(Stored items)
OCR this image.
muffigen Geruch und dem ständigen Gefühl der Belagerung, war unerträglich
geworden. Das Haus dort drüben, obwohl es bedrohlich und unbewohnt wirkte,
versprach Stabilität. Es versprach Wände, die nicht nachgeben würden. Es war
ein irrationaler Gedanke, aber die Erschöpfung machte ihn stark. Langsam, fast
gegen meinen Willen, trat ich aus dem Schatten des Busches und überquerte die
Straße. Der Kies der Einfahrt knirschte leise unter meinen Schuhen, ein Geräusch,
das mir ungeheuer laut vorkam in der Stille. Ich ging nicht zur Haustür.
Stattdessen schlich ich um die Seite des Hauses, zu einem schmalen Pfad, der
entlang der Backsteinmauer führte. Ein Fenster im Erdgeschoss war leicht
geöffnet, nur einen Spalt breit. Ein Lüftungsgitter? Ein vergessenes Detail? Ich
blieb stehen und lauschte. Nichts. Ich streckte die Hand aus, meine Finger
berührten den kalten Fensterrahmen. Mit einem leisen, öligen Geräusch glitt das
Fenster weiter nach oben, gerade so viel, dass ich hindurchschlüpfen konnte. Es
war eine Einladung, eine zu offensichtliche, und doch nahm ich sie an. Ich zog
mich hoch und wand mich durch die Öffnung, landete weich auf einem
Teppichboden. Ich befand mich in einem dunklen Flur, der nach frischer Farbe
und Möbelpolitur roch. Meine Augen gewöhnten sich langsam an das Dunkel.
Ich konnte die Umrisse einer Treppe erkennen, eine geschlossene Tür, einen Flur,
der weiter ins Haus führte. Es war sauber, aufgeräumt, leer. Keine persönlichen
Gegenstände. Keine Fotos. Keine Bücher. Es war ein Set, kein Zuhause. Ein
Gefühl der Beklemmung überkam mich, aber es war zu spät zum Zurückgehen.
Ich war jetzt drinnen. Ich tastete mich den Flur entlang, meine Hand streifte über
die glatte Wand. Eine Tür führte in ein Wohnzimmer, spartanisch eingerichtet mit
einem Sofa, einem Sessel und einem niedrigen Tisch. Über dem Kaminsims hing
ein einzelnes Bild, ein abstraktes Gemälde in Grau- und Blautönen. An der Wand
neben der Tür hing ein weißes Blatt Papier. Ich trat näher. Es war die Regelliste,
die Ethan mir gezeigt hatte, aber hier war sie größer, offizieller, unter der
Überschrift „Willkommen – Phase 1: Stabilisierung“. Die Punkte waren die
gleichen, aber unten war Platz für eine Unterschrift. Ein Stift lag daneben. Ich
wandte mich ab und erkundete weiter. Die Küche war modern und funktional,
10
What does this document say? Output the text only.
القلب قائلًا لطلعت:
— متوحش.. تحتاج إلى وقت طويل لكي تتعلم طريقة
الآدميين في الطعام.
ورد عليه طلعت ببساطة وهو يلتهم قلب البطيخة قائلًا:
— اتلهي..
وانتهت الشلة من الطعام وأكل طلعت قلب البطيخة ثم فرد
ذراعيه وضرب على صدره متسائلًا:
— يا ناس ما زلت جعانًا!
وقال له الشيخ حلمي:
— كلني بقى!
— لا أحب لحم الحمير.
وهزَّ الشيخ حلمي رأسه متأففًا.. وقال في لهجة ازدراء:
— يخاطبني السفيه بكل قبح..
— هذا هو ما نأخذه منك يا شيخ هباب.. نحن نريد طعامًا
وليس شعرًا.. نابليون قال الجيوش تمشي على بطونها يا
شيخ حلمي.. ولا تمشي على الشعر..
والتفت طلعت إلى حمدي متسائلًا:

- [WHAT IS NEEDED] Give a single number: the count of lines above that include the word "entlang".

- [CORRECT ANSWER] 2